> _TO BE DONE_
Would you return the complete listing below word for word?
::::
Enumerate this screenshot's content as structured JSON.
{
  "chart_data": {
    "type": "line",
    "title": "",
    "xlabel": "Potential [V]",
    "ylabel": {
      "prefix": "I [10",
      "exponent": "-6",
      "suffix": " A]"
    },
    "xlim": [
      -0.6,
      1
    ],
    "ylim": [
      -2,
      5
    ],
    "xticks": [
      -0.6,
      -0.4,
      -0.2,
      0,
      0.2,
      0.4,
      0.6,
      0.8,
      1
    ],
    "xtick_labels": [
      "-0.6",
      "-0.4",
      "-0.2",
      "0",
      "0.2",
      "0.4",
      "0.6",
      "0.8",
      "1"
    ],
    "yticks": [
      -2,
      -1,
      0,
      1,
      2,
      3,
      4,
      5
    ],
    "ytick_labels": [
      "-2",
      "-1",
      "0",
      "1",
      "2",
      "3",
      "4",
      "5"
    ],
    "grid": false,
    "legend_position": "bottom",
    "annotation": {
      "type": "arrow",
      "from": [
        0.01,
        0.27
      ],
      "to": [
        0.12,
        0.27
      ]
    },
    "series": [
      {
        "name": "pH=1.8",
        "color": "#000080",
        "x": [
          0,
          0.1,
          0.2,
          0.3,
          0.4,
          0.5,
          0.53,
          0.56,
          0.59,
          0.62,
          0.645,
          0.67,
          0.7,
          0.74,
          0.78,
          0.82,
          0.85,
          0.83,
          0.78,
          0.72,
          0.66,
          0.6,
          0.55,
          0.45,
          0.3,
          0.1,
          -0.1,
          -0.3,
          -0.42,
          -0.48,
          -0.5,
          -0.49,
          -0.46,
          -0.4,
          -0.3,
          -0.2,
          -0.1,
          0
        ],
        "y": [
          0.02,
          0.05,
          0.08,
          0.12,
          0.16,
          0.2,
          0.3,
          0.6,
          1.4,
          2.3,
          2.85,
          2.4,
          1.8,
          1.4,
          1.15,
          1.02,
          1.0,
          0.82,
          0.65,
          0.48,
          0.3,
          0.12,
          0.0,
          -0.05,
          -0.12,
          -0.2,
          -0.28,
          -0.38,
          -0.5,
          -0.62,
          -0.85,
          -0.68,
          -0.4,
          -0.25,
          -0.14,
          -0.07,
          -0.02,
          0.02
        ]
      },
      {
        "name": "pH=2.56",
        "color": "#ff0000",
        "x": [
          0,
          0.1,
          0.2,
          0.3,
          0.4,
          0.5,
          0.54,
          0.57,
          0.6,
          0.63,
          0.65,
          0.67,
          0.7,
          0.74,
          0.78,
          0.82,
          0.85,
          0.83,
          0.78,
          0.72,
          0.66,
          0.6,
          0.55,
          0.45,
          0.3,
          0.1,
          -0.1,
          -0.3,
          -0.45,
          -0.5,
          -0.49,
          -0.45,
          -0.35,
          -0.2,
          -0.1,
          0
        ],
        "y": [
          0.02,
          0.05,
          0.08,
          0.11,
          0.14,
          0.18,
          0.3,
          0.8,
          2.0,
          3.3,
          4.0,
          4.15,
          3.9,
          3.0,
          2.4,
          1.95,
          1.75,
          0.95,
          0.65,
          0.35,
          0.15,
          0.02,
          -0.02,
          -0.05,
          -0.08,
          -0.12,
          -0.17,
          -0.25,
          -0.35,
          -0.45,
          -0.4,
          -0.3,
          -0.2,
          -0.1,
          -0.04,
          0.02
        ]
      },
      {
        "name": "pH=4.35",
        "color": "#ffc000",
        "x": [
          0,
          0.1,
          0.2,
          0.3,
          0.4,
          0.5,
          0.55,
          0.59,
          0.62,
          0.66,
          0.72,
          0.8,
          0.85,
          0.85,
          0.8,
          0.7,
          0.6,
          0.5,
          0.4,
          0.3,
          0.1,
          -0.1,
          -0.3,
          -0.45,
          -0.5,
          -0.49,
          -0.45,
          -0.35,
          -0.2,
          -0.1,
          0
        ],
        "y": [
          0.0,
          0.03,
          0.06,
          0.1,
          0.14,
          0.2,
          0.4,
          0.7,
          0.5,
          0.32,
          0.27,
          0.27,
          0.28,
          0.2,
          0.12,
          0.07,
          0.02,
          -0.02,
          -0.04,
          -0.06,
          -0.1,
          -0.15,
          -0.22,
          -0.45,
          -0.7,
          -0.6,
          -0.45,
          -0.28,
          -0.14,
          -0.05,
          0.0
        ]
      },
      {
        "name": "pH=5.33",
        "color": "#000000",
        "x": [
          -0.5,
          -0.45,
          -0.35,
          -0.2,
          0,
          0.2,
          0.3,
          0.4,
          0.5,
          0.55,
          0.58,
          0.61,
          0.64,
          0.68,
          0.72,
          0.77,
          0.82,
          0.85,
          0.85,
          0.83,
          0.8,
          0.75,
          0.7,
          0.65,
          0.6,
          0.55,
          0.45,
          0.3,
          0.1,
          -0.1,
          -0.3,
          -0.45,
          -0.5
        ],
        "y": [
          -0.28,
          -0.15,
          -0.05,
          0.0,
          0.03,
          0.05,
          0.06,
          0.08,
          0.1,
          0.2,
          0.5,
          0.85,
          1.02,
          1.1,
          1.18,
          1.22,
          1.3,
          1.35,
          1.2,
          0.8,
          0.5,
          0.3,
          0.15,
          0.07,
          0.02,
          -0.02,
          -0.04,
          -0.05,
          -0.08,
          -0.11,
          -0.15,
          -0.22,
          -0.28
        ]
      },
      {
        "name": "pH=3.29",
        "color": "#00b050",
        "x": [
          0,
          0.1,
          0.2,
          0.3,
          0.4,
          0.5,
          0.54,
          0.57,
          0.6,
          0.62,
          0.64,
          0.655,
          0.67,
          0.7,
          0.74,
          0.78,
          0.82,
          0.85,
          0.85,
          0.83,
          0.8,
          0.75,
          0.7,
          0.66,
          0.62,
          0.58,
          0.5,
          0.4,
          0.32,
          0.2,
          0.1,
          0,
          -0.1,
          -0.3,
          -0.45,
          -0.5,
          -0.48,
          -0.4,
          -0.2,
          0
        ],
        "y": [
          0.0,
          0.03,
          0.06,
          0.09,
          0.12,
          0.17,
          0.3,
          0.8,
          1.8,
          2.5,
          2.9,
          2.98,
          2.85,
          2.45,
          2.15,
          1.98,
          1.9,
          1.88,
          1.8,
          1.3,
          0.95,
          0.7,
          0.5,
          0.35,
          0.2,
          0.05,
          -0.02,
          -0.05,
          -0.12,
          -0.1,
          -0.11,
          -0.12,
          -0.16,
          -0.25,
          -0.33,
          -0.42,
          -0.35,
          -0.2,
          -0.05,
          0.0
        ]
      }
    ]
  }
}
::::
> _EXERCISE RESPONSE_
Enumerate this screenshot's content as structured JSON.
{
  "chart_data": {
    "type": "line",
    "title": "",
    "xlabel": "Potential [V]",
    "ylabel": {
      "prefix": "I [10",
      "exponent": "-6",
      "suffix": " A]"
    },
    "xlim": [
      -0.6,
      1
    ],
    "ylim": [
      -2,
      5
    ],
    "xticks": [
      -0.6,
      -0.4,
      -0.2,
      0,
      0.2,
      0.4,
      0.6,
      0.8,
      1
    ],
    "xtick_labels": [
      "-0.6",
      "-0.4",
      "-0.2",
      "0",
      "0.2",
      "0.4",
      "0.6",
      "0.8",
      "1"
    ],
    "yticks": [
      -2,
      -1,
      0,
      1,
      2,
      3,
      4,
      5
    ],
    "ytick_labels": [
      "-2",
      "-1",
      "0",
      "1",
      "2",
      "3",
      "4",
      "5"
    ],
    "grid": false,
    "legend_position": "bottom",
    "annotation": {
      "type": "arrow",
      "from": [
        0.01,
        0.27
      ],
      "to": [
        0.12,
        0.27
      ]
    },
    "series": [
      {
        "name": "pH=1.8",
        "color": "#000080",
        "x": [
          0,
          0.1,
          0.2,
          0.3,
          0.4,
          0.5,
          0.53,
          0.56,
          0.59,
          0.62,
          0.645,
          0.67,
          0.7,
          0.74,
          0.78,
          0.82,
          0.85,
          0.83,
          0.78,
          0.72,
          0.66,
          0.6,
          0.55,
          0.45,
          0.3,
          0.1,
          -0.1,
          -0.3,
          -0.42,
          -0.48,
          -0.5,
          -0.49,
          -0.46,
          -0.4,
          -0.3,
          -0.2,
          -0.1,
          0
        ],
        "y": [
          0.02,
          0.05,
          0.08,
          0.12,
          0.16,
          0.2,
          0.3,
          0.6,
          1.4,
          2.3,
          2.85,
          2.4,
          1.8,
          1.4,
          1.15,
          1.02,
          1.0,
          0.82,
          0.65,
          0.48,
          0.3,
          0.12,
          0.0,
          -0.05,
          -0.12,
          -0.2,
          -0.28,
          -0.38,
          -0.5,
          -0.62,
          -0.85,
          -0.68,
          -0.4,
          -0.25,
          -0.14,
          -0.07,
          -0.02,
          0.02
        ]
      },
      {
        "name": "pH=2.56",
        "color": "#ff0000",
        "x": [
          0,
          0.1,
          0.2,
          0.3,
          0.4,
          0.5,
          0.54,
          0.57,
          0.6,
          0.63,
          0.65,
          0.67,
          0.7,
          0.74,
          0.78,
          0.82,
          0.85,
          0.83,
          0.78,
          0.72,
          0.66,
          0.6,
          0.55,
          0.45,
          0.3,
          0.1,
          -0.1,
          -0.3,
          -0.45,
          -0.5,
          -0.49,
          -0.45,
          -0.35,
          -0.2,
          -0.1,
          0
        ],
        "y": [
          0.02,
          0.05,
          0.08,
          0.11,
          0.14,
          0.18,
          0.3,
          0.8,
          2.0,
          3.3,
          4.0,
          4.15,
          3.9,
          3.0,
          2.4,
          1.95,
          1.75,
          0.95,
          0.65,
          0.35,
          0.15,
          0.02,
          -0.02,
          -0.05,
          -0.08,
          -0.12,
          -0.17,
          -0.25,
          -0.35,
          -0.45,
          -0.4,
          -0.3,
          -0.2,
          -0.1,
          -0.04,
          0.02
        ]
      },
      {
        "name": "pH=4.35",
        "color": "#ffc000",
        "x": [
          0,
          0.1,
          0.2,
          0.3,
          0.4,
          0.5,
          0.55,
          0.59,
          0.62,
          0.66,
          0.72,
          0.8,
          0.85,
          0.85,
          0.8,
          0.7,
          0.6,
          0.5,
          0.4,
          0.3,
          0.1,
          -0.1,
          -0.3,
          -0.45,
          -0.5,
          -0.49,
          -0.45,
          -0.35,
          -0.2,
          -0.1,
          0
        ],
        "y": [
          0.0,
          0.03,
          0.06,
          0.1,
          0.14,
          0.2,
          0.4,
          0.7,
          0.5,
          0.32,
          0.27,
          0.27,
          0.28,
          0.2,
          0.12,
          0.07,
          0.02,
          -0.02,
          -0.04,
          -0.06,
          -0.1,
          -0.15,
          -0.22,
          -0.45,
          -0.7,
          -0.6,
          -0.45,
          -0.28,
          -0.14,
          -0.05,
          0.0
        ]
      },
      {
        "name": "pH=5.33",
        "color": "#000000",
        "x": [
          -0.5,
          -0.45,
          -0.35,
          -0.2,
          0,
          0.2,
          0.3,
          0.4,
          0.5,
          0.55,
          0.58,
          0.61,
          0.64,
          0.68,
          0.72,
          0.77,
          0.82,
          0.85,
          0.85,
          0.83,
          0.8,
          0.75,
          0.7,
          0.65,
          0.6,
          0.55,
          0.45,
          0.3,
          0.1,
          -0.1,
          -0.3,
          -0.45,
          -0.5
        ],
        "y": [
          -0.28,
          -0.15,
          -0.05,
          0.0,
          0.03,
          0.05,
          0.06,
          0.08,
          0.1,
          0.2,
          0.5,
          0.85,
          1.02,
          1.1,
          1.18,
          1.22,
          1.3,
          1.35,
          1.2,
          0.8,
          0.5,
          0.3,
          0.15,
          0.07,
          0.02,
          -0.02,
          -0.04,
          -0.05,
          -0.08,
          -0.11,
          -0.15,
          -0.22,
          -0.28
        ]
      },
      {
        "name": "pH=3.29",
        "color": "#00b050",
        "x": [
          0,
          0.1,
          0.2,
          0.3,
          0.4,
          0.5,
          0.54,
          0.57,
          0.6,
          0.62,
          0.64,
          0.655,
          0.67,
          0.7,
          0.74,
          0.78,
          0.82,
          0.85,
          0.85,
          0.83,
          0.8,
          0.75,
          0.7,
          0.66,
          0.62,
          0.58,
          0.5,
          0.4,
          0.32,
          0.2,
          0.1,
          0,
          -0.1,
          -0.3,
          -0.45,
          -0.5,
          -0.48,
          -0.4,
          -0.2,
          0
        ],
        "y": [
          0.0,
          0.03,
          0.06,
          0.09,
          0.12,
          0.17,
          0.3,
          0.8,
          1.8,
          2.5,
          2.9,
          2.98,
          2.85,
          2.45,
          2.15,
          1.98,
          1.9,
          1.88,
          1.8,
          1.3,
          0.95,
          0.7,
          0.5,
          0.35,
          0.2,
          0.05,
          -0.02,
          -0.05,
          -0.12,
          -0.1,
          -0.11,
          -0.12,
          -0.16,
          -0.25,
          -0.33,
          -0.42,
          -0.35,
          -0.2,
          -0.05,
          0.0
        ]
      }
    ]
  }
}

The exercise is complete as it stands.